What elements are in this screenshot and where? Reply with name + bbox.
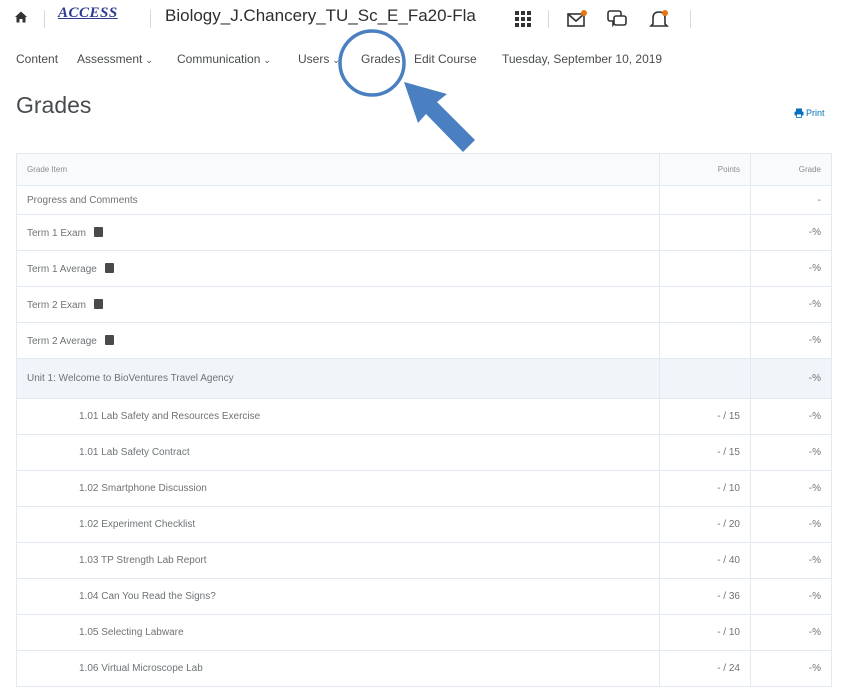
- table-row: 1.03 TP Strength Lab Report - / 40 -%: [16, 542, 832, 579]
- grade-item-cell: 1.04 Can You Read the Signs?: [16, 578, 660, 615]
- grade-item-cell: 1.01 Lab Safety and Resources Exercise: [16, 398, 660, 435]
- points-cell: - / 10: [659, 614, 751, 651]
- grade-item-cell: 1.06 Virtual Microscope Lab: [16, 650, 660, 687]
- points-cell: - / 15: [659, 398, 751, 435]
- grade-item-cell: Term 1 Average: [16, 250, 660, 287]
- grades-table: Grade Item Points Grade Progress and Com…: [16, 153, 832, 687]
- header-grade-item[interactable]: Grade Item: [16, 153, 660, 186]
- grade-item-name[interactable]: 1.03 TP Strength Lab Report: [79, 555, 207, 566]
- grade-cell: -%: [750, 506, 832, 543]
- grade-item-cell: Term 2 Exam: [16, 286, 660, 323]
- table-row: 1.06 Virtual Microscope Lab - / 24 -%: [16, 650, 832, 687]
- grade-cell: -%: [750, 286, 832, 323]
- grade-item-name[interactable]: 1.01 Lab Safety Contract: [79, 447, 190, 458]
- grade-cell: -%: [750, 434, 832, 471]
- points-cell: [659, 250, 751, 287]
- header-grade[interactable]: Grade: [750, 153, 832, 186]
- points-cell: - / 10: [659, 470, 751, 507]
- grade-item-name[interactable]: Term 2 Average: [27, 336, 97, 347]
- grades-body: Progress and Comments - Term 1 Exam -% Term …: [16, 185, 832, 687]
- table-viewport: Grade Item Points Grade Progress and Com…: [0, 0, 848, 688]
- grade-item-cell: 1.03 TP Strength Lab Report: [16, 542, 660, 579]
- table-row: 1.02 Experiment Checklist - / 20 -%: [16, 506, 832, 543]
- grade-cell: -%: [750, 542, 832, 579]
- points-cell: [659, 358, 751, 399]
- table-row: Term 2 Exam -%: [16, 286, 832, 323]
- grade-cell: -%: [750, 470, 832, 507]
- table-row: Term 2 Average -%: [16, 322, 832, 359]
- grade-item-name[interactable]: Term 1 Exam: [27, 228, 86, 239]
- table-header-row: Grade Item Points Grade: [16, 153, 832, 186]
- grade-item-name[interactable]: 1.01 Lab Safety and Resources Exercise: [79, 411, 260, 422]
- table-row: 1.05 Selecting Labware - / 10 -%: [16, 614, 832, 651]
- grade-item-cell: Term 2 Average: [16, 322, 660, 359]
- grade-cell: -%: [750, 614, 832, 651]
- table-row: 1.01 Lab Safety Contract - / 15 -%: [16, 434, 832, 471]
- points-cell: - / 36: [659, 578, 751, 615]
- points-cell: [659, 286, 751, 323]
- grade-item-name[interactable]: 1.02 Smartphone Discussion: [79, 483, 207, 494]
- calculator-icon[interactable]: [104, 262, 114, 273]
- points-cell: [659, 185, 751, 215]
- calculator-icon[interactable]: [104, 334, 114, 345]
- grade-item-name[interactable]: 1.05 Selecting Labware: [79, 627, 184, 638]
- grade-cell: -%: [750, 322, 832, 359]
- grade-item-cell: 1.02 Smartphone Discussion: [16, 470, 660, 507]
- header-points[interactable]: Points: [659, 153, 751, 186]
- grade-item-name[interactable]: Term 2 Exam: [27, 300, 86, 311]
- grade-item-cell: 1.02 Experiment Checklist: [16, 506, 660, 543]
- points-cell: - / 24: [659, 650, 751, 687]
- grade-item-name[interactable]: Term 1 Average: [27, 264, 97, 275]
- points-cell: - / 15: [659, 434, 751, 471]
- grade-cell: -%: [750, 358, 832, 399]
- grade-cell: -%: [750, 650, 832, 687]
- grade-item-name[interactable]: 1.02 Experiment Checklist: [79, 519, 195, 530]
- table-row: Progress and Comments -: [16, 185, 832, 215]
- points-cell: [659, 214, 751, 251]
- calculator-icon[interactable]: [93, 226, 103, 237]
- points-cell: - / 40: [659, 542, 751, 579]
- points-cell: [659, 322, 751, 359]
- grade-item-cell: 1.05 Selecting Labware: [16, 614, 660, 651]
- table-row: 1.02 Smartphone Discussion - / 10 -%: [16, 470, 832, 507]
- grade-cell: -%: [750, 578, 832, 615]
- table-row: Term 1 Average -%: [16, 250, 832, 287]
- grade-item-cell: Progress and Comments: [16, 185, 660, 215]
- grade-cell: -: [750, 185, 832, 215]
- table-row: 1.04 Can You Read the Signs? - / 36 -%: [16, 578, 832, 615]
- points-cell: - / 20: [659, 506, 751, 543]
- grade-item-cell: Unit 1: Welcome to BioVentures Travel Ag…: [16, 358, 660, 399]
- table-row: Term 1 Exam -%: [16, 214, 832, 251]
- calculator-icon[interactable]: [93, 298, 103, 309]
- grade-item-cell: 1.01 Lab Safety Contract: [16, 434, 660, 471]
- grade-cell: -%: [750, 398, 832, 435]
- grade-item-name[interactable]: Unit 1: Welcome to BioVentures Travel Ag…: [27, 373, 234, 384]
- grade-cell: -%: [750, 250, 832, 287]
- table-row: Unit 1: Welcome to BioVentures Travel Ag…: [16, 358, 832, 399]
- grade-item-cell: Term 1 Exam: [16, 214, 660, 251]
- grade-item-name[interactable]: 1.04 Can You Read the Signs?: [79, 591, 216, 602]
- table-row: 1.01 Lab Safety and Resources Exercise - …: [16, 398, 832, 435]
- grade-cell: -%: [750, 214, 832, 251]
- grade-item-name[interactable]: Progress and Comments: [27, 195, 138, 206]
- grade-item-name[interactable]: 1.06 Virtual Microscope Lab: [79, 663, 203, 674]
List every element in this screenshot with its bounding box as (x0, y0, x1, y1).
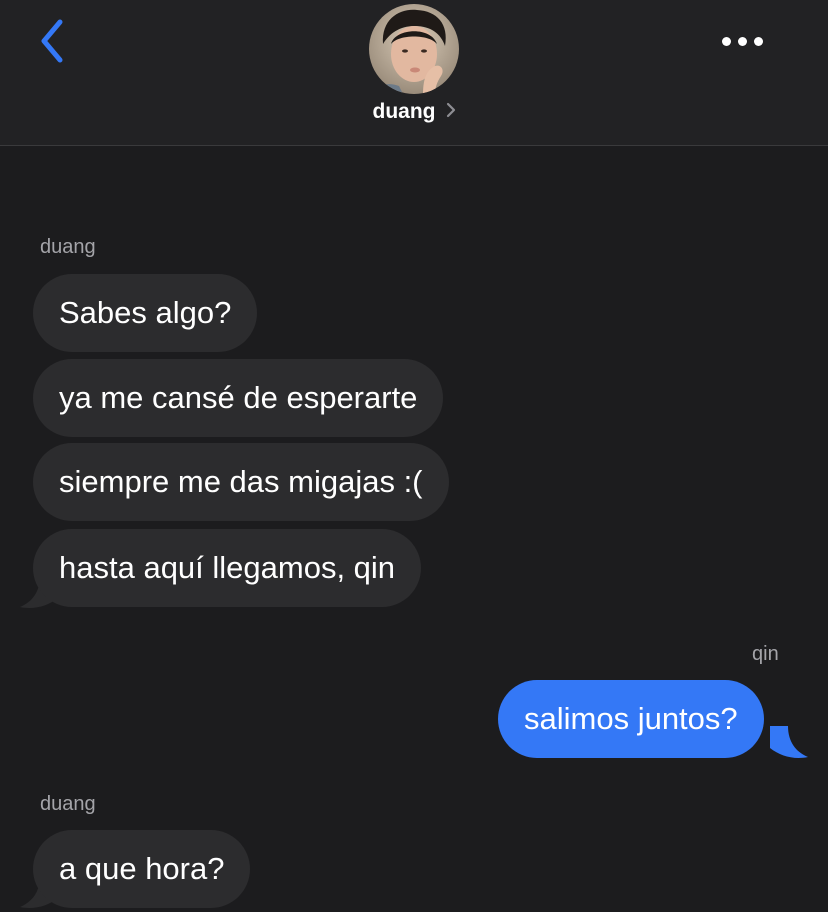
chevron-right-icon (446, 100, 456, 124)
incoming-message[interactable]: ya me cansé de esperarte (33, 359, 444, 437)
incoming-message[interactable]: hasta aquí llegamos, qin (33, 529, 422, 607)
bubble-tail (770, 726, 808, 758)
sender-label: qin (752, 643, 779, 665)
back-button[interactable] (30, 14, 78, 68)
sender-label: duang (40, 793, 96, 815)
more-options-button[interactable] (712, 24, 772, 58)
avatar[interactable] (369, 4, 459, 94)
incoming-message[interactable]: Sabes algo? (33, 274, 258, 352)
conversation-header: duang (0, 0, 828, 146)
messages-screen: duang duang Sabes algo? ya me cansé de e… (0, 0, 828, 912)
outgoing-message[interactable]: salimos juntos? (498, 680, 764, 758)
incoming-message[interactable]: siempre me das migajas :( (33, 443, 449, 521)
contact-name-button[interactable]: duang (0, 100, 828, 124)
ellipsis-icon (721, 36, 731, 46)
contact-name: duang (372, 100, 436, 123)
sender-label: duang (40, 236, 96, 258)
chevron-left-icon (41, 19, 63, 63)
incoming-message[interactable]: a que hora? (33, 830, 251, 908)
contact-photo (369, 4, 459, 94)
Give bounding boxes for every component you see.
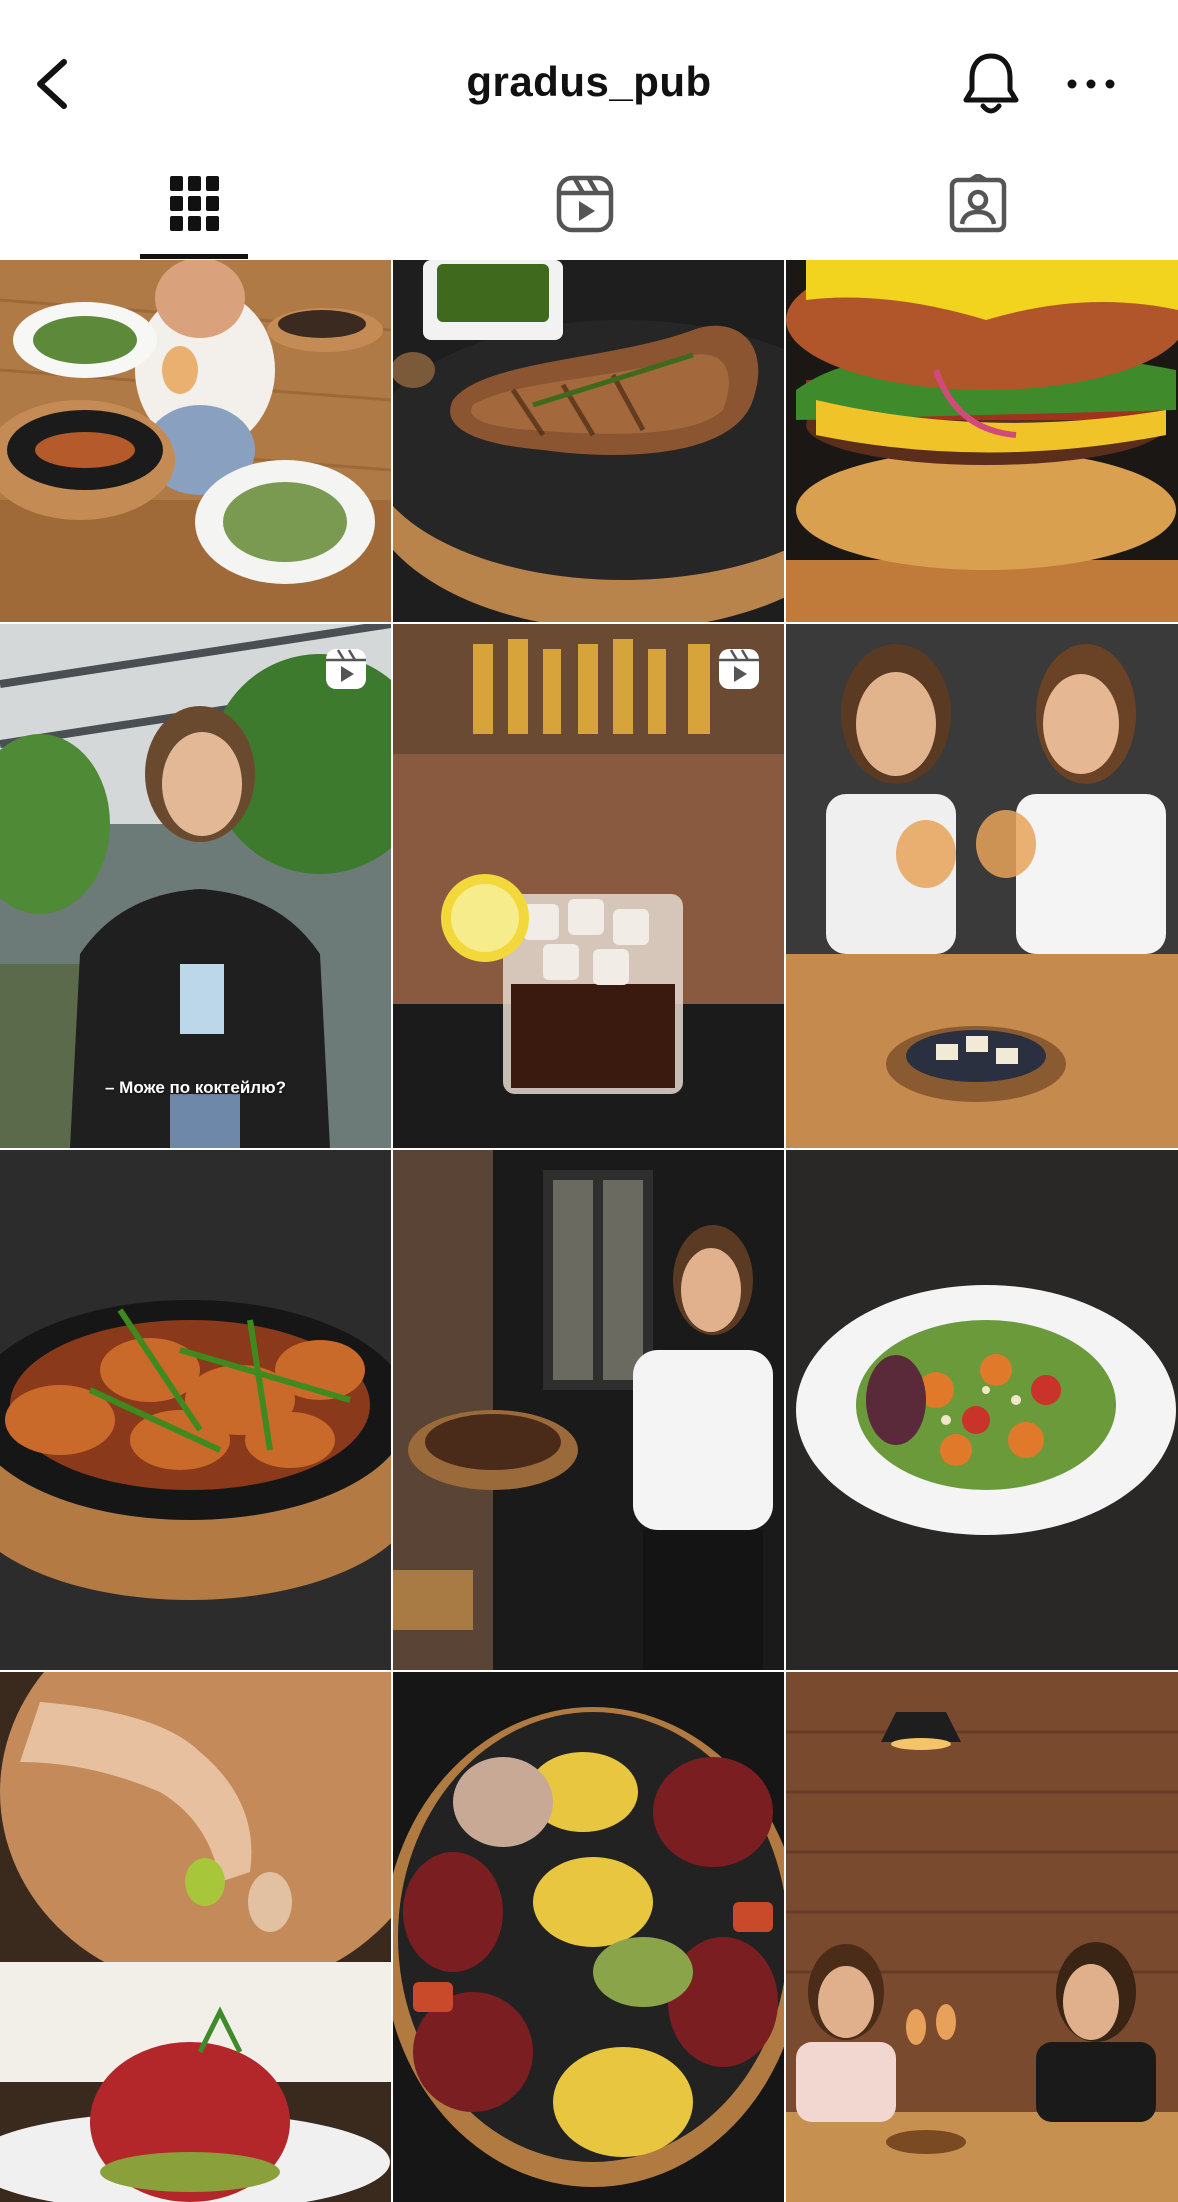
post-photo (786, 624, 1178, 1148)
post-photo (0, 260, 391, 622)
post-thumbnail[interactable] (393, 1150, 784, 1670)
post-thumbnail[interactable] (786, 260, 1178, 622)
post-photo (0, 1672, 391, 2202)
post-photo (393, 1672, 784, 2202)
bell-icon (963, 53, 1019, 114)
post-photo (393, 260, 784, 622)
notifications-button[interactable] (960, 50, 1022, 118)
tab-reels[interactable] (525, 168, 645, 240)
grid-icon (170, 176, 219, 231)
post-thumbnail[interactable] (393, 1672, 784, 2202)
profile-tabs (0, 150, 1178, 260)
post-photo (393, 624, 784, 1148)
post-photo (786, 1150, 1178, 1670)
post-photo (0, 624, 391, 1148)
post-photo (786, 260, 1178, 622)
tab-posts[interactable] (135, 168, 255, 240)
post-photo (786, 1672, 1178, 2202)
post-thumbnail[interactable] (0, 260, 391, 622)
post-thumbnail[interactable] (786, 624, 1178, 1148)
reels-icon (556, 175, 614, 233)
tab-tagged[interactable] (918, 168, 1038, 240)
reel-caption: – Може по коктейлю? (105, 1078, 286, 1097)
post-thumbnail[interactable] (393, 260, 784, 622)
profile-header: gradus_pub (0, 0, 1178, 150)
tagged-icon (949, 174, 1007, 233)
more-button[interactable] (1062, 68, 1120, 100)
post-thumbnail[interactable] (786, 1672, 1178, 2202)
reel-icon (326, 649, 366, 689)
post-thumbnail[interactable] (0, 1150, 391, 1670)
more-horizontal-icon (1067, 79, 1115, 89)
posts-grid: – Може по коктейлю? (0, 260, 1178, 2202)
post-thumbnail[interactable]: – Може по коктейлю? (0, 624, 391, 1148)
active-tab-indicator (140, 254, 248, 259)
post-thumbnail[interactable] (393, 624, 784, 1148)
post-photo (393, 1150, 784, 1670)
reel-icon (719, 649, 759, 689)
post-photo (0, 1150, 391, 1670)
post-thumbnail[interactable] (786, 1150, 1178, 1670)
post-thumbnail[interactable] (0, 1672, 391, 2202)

(Work to do)
Transcribe the rows exactly as they appear, beginning with the line that contains "post-photo (786, 624, 1178, 1148)" and continuing through the line that contains "more-horizontal-icon (1067, 79, 1115, 89)", both lines included.

(Task solution)
post-photo (786, 624, 1178, 1148)
post-photo (0, 260, 391, 622)
post-thumbnail[interactable] (393, 1150, 784, 1670)
post-thumbnail[interactable] (786, 260, 1178, 622)
post-photo (0, 1672, 391, 2202)
post-photo (393, 1672, 784, 2202)
bell-icon (963, 53, 1019, 114)
post-photo (393, 260, 784, 622)
notifications-button[interactable] (960, 50, 1022, 118)
tab-reels[interactable] (525, 168, 645, 240)
grid-icon (170, 176, 219, 231)
post-thumbnail[interactable] (393, 1672, 784, 2202)
profile-tabs (0, 150, 1178, 260)
post-photo (393, 624, 784, 1148)
post-photo (786, 1150, 1178, 1670)
post-photo (0, 624, 391, 1148)
post-photo (786, 260, 1178, 622)
tab-posts[interactable] (135, 168, 255, 240)
post-photo (786, 1672, 1178, 2202)
post-thumbnail[interactable] (0, 260, 391, 622)
post-thumbnail[interactable] (786, 624, 1178, 1148)
reels-icon (556, 175, 614, 233)
tab-tagged[interactable] (918, 168, 1038, 240)
reel-caption: – Може по коктейлю? (105, 1078, 286, 1097)
post-thumbnail[interactable] (393, 260, 784, 622)
profile-header: gradus_pub (0, 0, 1178, 150)
tagged-icon (949, 174, 1007, 233)
more-button[interactable] (1062, 68, 1120, 100)
post-thumbnail[interactable] (786, 1672, 1178, 2202)
reel-icon (326, 649, 366, 689)
post-thumbnail[interactable] (0, 1150, 391, 1670)
more-horizontal-icon (1067, 79, 1115, 89)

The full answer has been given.